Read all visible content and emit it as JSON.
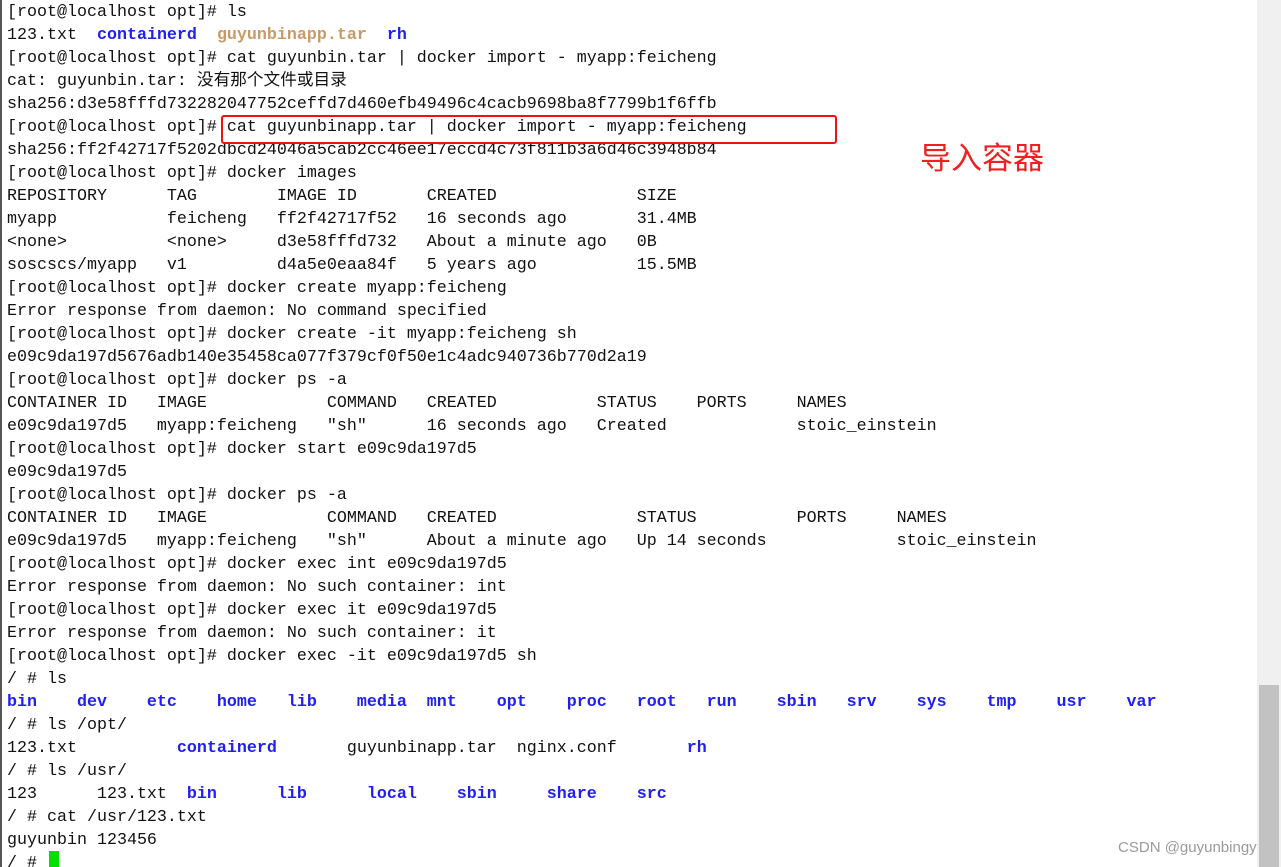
{
  "terminal": {
    "lines": [
      [
        {
          "t": "[root@localhost opt]# ls"
        }
      ],
      [
        {
          "t": "123.txt  "
        },
        {
          "t": "containerd",
          "s": "blue"
        },
        {
          "t": "  "
        },
        {
          "t": "guyunbinapp.tar",
          "s": "tan"
        },
        {
          "t": "  "
        },
        {
          "t": "rh",
          "s": "blue"
        }
      ],
      [
        {
          "t": "[root@localhost opt]# cat guyunbin.tar | docker import - myapp:feicheng"
        }
      ],
      [
        {
          "t": "cat: guyunbin.tar: 没有那个文件或目录"
        }
      ],
      [
        {
          "t": "sha256:d3e58fffd732282047752ceffd7d460efb49496c4cacb9698ba8f7799b1f6ffb"
        }
      ],
      [
        {
          "t": "[root@localhost opt]# cat guyunbinapp.tar | docker import - myapp:feicheng"
        }
      ],
      [
        {
          "t": "sha256:ff2f42717f5202dbcd24046a5cab2cc46ee17eccd4c73f811b3a6d46c3948b84"
        }
      ],
      [
        {
          "t": "[root@localhost opt]# docker images"
        }
      ],
      [
        {
          "t": "REPOSITORY      TAG        IMAGE ID       CREATED              SIZE"
        }
      ],
      [
        {
          "t": "myapp           feicheng   ff2f42717f52   16 seconds ago       31.4MB"
        }
      ],
      [
        {
          "t": "<none>          <none>     d3e58fffd732   About a minute ago   0B"
        }
      ],
      [
        {
          "t": "soscscs/myapp   v1         d4a5e0eaa84f   5 years ago          15.5MB"
        }
      ],
      [
        {
          "t": "[root@localhost opt]# docker create myapp:feicheng"
        }
      ],
      [
        {
          "t": "Error response from daemon: No command specified"
        }
      ],
      [
        {
          "t": "[root@localhost opt]# docker create -it myapp:feicheng sh"
        }
      ],
      [
        {
          "t": "e09c9da197d5676adb140e35458ca077f379cf0f50e1c4adc940736b770d2a19"
        }
      ],
      [
        {
          "t": "[root@localhost opt]# docker ps -a"
        }
      ],
      [
        {
          "t": "CONTAINER ID   IMAGE            COMMAND   CREATED          STATUS    PORTS     NAMES"
        }
      ],
      [
        {
          "t": "e09c9da197d5   myapp:feicheng   \"sh\"      16 seconds ago   Created             stoic_einstein"
        }
      ],
      [
        {
          "t": "[root@localhost opt]# docker start e09c9da197d5"
        }
      ],
      [
        {
          "t": "e09c9da197d5"
        }
      ],
      [
        {
          "t": "[root@localhost opt]# docker ps -a"
        }
      ],
      [
        {
          "t": "CONTAINER ID   IMAGE            COMMAND   CREATED              STATUS          PORTS     NAMES"
        }
      ],
      [
        {
          "t": "e09c9da197d5   myapp:feicheng   \"sh\"      About a minute ago   Up 14 seconds             stoic_einstein"
        }
      ],
      [
        {
          "t": "[root@localhost opt]# docker exec int e09c9da197d5"
        }
      ],
      [
        {
          "t": "Error response from daemon: No such container: int"
        }
      ],
      [
        {
          "t": "[root@localhost opt]# docker exec it e09c9da197d5"
        }
      ],
      [
        {
          "t": "Error response from daemon: No such container: it"
        }
      ],
      [
        {
          "t": "[root@localhost opt]# docker exec -it e09c9da197d5 sh"
        }
      ],
      [
        {
          "t": "/ # ls"
        }
      ],
      [
        {
          "t": "bin    dev    etc    home   lib    media  mnt    opt    proc   root   run    sbin   srv    sys    tmp    usr    var",
          "s": "blue"
        }
      ],
      [
        {
          "t": "/ # ls /opt/"
        }
      ],
      [
        {
          "t": "123.txt          "
        },
        {
          "t": "containerd",
          "s": "blue"
        },
        {
          "t": "       guyunbinapp.tar  nginx.conf       "
        },
        {
          "t": "rh",
          "s": "blue"
        }
      ],
      [
        {
          "t": "/ # ls /usr/"
        }
      ],
      [
        {
          "t": "123      123.txt  "
        },
        {
          "t": "bin      lib      local    sbin     share    src",
          "s": "blue"
        }
      ],
      [
        {
          "t": "/ # cat /usr/123.txt"
        }
      ],
      [
        {
          "t": "guyunbin 123456"
        }
      ],
      [
        {
          "t": "/ # "
        }
      ]
    ],
    "annotation": "导入容器",
    "annotation_color": "#f02020",
    "highlight_color": "#f01010",
    "cursor_color": "#00e000",
    "watermark": "CSDN @guyunbingyb"
  }
}
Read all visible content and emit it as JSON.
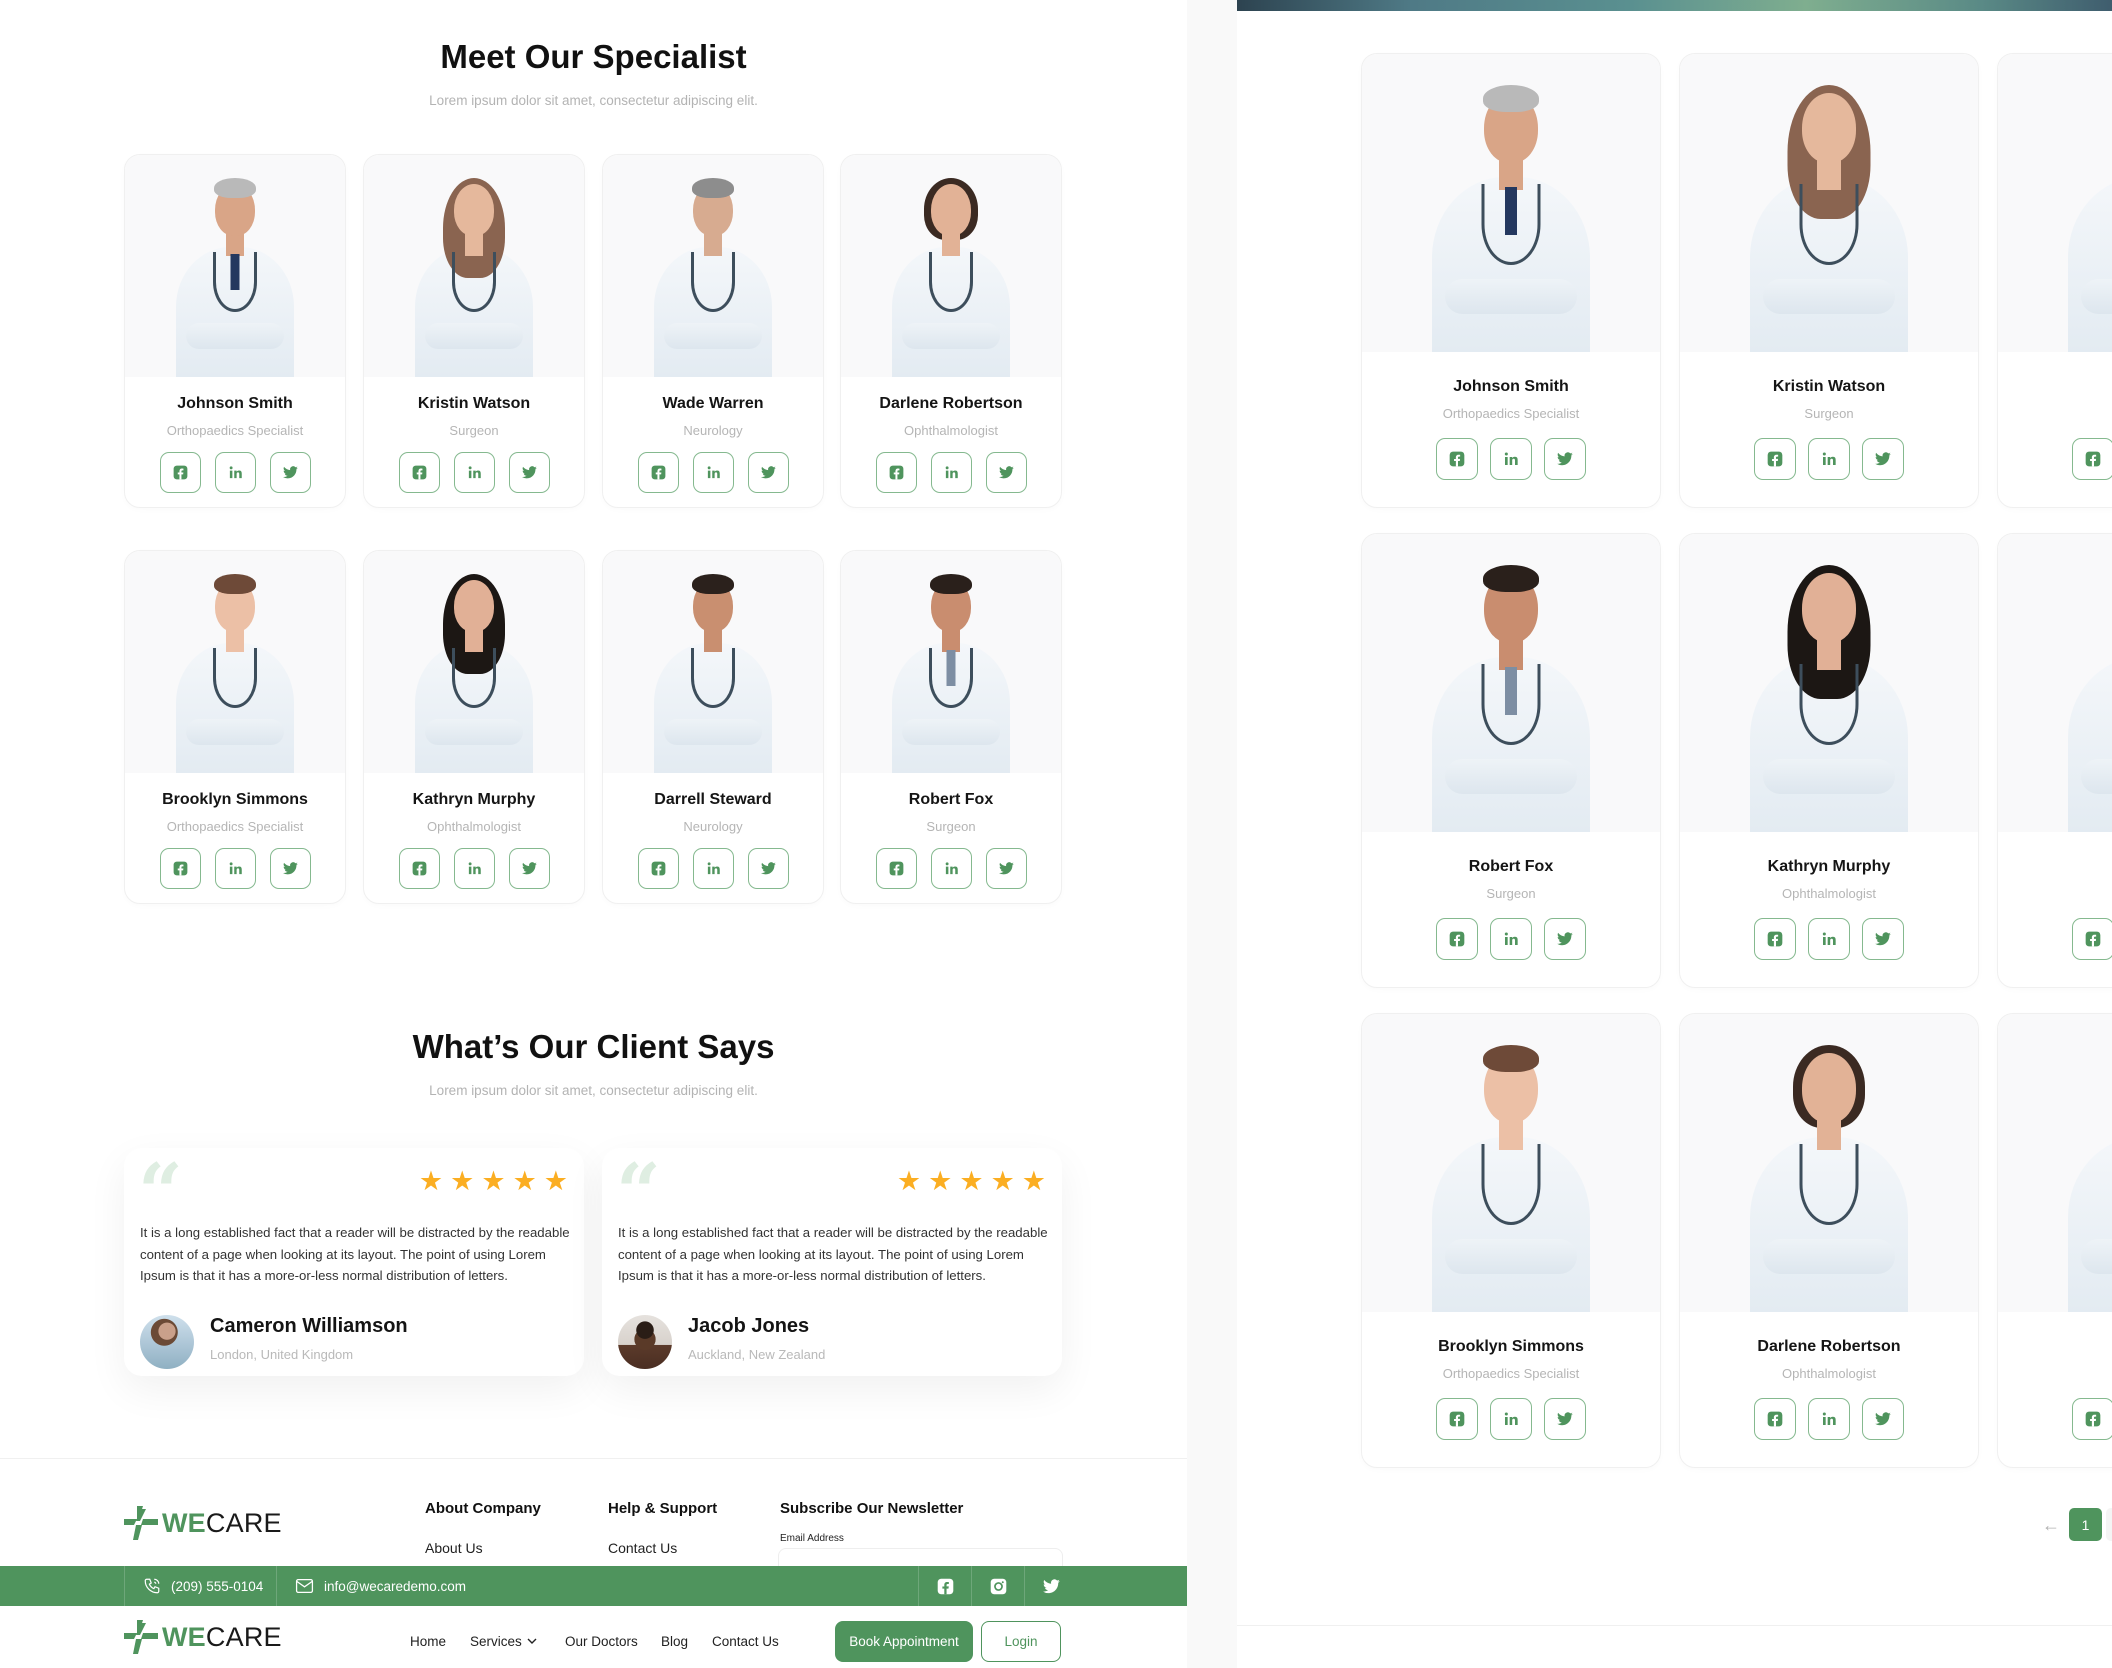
{
  "specialists": {
    "title": "Meet Our Specialist",
    "subtitle": "Lorem ipsum dolor sit amet, consectetur adipiscing elit.",
    "doctors": [
      {
        "name": "Johnson Smith",
        "role": "Orthopaedics Specialist",
        "look": "m-gray"
      },
      {
        "name": "Kristin Watson",
        "role": "Surgeon",
        "look": "f-long-light"
      },
      {
        "name": "Wade Warren",
        "role": "Neurology",
        "look": "m-gray-glasses"
      },
      {
        "name": "Darlene Robertson",
        "role": "Ophthalmologist",
        "look": "f-bob"
      },
      {
        "name": "Brooklyn Simmons",
        "role": "Orthopaedics Specialist",
        "look": "f-updo"
      },
      {
        "name": "Kathryn Murphy",
        "role": "Ophthalmologist",
        "look": "f-long-dark"
      },
      {
        "name": "Darrell Steward",
        "role": "Neurology",
        "look": "m-dark"
      },
      {
        "name": "Robert Fox",
        "role": "Surgeon",
        "look": "m-dark-tablet"
      }
    ],
    "social_icons": [
      "facebook-icon",
      "linkedin-icon",
      "twitter-icon"
    ]
  },
  "testimonials": {
    "title": "What’s Our Client Says",
    "subtitle": "Lorem ipsum dolor sit amet, consectetur adipiscing elit.",
    "items": [
      {
        "rating": 5,
        "text": "It is a long established fact that a reader will be distracted by the readable content of a page when looking at its layout. The point of using Lorem Ipsum is that it has a more-or-less normal distribution of letters.",
        "name": "Cameron Williamson",
        "location": "London, United Kingdom"
      },
      {
        "rating": 5,
        "text": "It is a long established fact that a reader will be distracted by the readable content of a page when looking at its layout. The point of using Lorem Ipsum is that it has a more-or-less normal distribution of letters.",
        "name": "Jacob Jones",
        "location": "Auckland, New Zealand"
      }
    ]
  },
  "footer": {
    "logo_we": "WE",
    "logo_care": "CARE",
    "col1_title": "About Company",
    "col1_link": "About Us",
    "col2_title": "Help & Support",
    "col2_link": "Contact Us",
    "col3_title": "Subscribe Our Newsletter",
    "email_label": "Email Address"
  },
  "topbar": {
    "phone": "(209) 555-0104",
    "email": "info@wecaredemo.com"
  },
  "navbar": {
    "logo_we": "WE",
    "logo_care": "CARE",
    "items": [
      "Home",
      "Services",
      "Our Doctors",
      "Blog",
      "Contact Us"
    ],
    "book_label": "Book Appointment",
    "login_label": "Login"
  },
  "doctors_page": {
    "grid": [
      {
        "name": "Johnson Smith",
        "role": "Orthopaedics Specialist",
        "look": "m-gray"
      },
      {
        "name": "Kristin Watson",
        "role": "Surgeon",
        "look": "f-long-light"
      },
      {
        "name": "W",
        "role": "",
        "look": "m-gray-glasses"
      },
      {
        "name": "Robert Fox",
        "role": "Surgeon",
        "look": "m-dark-tablet"
      },
      {
        "name": "Kathryn Murphy",
        "role": "Ophthalmologist",
        "look": "f-long-dark"
      },
      {
        "name": "Da",
        "role": "",
        "look": "m-dark"
      },
      {
        "name": "Brooklyn Simmons",
        "role": "Orthopaedics Specialist",
        "look": "f-updo"
      },
      {
        "name": "Darlene Robertson",
        "role": "Ophthalmologist",
        "look": "f-bob"
      },
      {
        "name": "J",
        "role": "De",
        "look": "m-dark"
      }
    ],
    "pagination": {
      "prev": "←",
      "current": "1"
    }
  },
  "colors": {
    "brand_green": "#4f945d",
    "star": "#fbae22",
    "muted": "#b5b5b5"
  }
}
=======
▶ **What you need to do**: Look through the records and gather each line with the word "STATUS".

▶ **Solution to the exercise**:
          "t": "CONTAINER ID   IMAGE            COMMAND   CREATED          STATUS    PORTS     NAMES"
          "t": "CONTAINER ID   IMAGE            COMMAND   CREATED              STATUS          PORTS     NAMES"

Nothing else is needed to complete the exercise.